Required work -> Leave out the images; return the rest of the data exactly.

Source records ->
:::::
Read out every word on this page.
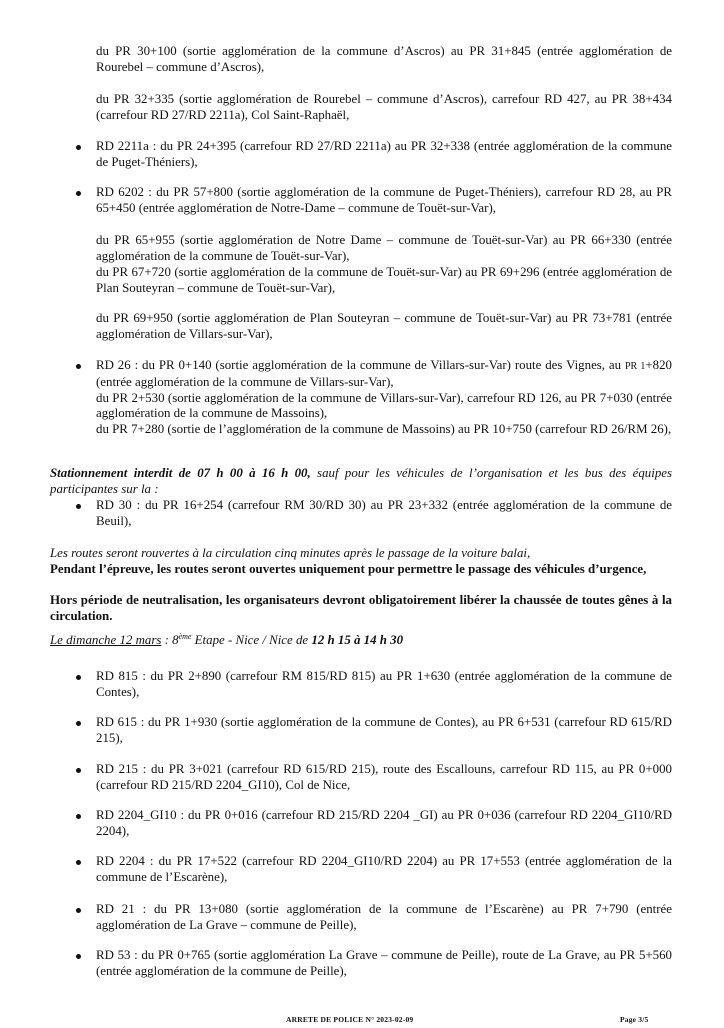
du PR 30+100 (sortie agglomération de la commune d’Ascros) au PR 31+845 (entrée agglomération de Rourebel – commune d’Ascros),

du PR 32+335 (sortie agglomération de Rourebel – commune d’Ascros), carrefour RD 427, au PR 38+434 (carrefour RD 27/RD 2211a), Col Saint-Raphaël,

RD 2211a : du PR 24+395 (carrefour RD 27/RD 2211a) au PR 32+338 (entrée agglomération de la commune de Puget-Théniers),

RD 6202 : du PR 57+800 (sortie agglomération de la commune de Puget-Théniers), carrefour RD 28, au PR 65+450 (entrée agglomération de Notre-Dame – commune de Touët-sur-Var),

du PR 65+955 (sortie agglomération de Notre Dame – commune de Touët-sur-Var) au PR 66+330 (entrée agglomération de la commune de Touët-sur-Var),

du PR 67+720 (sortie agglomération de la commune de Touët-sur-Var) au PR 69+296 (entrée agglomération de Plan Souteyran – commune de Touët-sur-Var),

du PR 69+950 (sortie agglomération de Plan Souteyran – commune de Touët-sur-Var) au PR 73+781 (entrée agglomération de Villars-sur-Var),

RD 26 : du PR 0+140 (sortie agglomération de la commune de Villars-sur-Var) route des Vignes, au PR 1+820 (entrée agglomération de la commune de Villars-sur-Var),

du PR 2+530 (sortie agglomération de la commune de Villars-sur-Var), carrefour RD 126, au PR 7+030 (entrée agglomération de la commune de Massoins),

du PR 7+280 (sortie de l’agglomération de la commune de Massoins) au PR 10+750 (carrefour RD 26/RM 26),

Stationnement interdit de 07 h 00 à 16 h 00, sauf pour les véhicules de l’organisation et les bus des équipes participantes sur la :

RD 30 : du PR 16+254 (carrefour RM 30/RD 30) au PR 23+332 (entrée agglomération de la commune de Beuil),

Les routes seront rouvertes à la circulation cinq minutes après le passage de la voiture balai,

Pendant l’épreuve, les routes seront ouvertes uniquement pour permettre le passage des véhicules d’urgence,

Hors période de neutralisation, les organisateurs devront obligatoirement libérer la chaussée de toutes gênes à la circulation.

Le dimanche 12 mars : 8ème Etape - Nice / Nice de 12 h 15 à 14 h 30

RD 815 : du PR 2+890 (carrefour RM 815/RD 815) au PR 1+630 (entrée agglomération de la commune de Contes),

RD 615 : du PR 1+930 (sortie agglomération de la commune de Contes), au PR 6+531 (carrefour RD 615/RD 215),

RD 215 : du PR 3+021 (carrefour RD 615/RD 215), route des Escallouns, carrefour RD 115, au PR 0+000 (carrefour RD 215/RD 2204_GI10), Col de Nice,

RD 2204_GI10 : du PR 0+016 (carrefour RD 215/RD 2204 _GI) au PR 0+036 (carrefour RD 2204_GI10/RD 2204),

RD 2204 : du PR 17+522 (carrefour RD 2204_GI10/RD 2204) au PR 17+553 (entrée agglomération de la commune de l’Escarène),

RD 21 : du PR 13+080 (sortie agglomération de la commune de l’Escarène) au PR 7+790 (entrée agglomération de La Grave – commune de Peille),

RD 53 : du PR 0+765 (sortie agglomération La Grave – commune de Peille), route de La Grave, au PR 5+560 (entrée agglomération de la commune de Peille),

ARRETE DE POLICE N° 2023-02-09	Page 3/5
:::::
Exercise result ->
Read out every word on this page.
du PR 30+100 (sortie agglomération de la commune d’Ascros) au PR 31+845 (entrée agglomération de Rourebel – commune d’Ascros),

du PR 32+335 (sortie agglomération de Rourebel – commune d’Ascros), carrefour RD 427, au PR 38+434 (carrefour RD 27/RD 2211a), Col Saint-Raphaël,

RD 2211a : du PR 24+395 (carrefour RD 27/RD 2211a) au PR 32+338 (entrée agglomération de la commune de Puget-Théniers),

RD 6202 : du PR 57+800 (sortie agglomération de la commune de Puget-Théniers), carrefour RD 28, au PR 65+450 (entrée agglomération de Notre-Dame – commune de Touët-sur-Var),

du PR 65+955 (sortie agglomération de Notre Dame – commune de Touët-sur-Var) au PR 66+330 (entrée agglomération de la commune de Touët-sur-Var),

du PR 67+720 (sortie agglomération de la commune de Touët-sur-Var) au PR 69+296 (entrée agglomération de Plan Souteyran – commune de Touët-sur-Var),

du PR 69+950 (sortie agglomération de Plan Souteyran – commune de Touët-sur-Var) au PR 73+781 (entrée agglomération de Villars-sur-Var),

RD 26 : du PR 0+140 (sortie agglomération de la commune de Villars-sur-Var) route des Vignes, au PR 1+820 (entrée agglomération de la commune de Villars-sur-Var),

du PR 2+530 (sortie agglomération de la commune de Villars-sur-Var), carrefour RD 126, au PR 7+030 (entrée agglomération de la commune de Massoins),

du PR 7+280 (sortie de l’agglomération de la commune de Massoins) au PR 10+750 (carrefour RD 26/RM 26),

Stationnement interdit de 07 h 00 à 16 h 00, sauf pour les véhicules de l’organisation et les bus des équipes participantes sur la :

RD 30 : du PR 16+254 (carrefour RM 30/RD 30) au PR 23+332 (entrée agglomération de la commune de Beuil),

Les routes seront rouvertes à la circulation cinq minutes après le passage de la voiture balai,

Pendant l’épreuve, les routes seront ouvertes uniquement pour permettre le passage des véhicules d’urgence,

Hors période de neutralisation, les organisateurs devront obligatoirement libérer la chaussée de toutes gênes à la circulation.

Le dimanche 12 mars : 8ème Etape - Nice / Nice de 12 h 15 à 14 h 30

RD 815 : du PR 2+890 (carrefour RM 815/RD 815) au PR 1+630 (entrée agglomération de la commune de Contes),

RD 615 : du PR 1+930 (sortie agglomération de la commune de Contes), au PR 6+531 (carrefour RD 615/RD 215),

RD 215 : du PR 3+021 (carrefour RD 615/RD 215), route des Escallouns, carrefour RD 115, au PR 0+000 (carrefour RD 215/RD 2204_GI10), Col de Nice,

RD 2204_GI10 : du PR 0+016 (carrefour RD 215/RD 2204 _GI) au PR 0+036 (carrefour RD 2204_GI10/RD 2204),

RD 2204 : du PR 17+522 (carrefour RD 2204_GI10/RD 2204) au PR 17+553 (entrée agglomération de la commune de l’Escarène),

RD 21 : du PR 13+080 (sortie agglomération de la commune de l’Escarène) au PR 7+790 (entrée agglomération de La Grave – commune de Peille),

RD 53 : du PR 0+765 (sortie agglomération La Grave – commune de Peille), route de La Grave, au PR 5+560 (entrée agglomération de la commune de Peille),

ARRETE DE POLICE N° 2023-02-09	Page 3/5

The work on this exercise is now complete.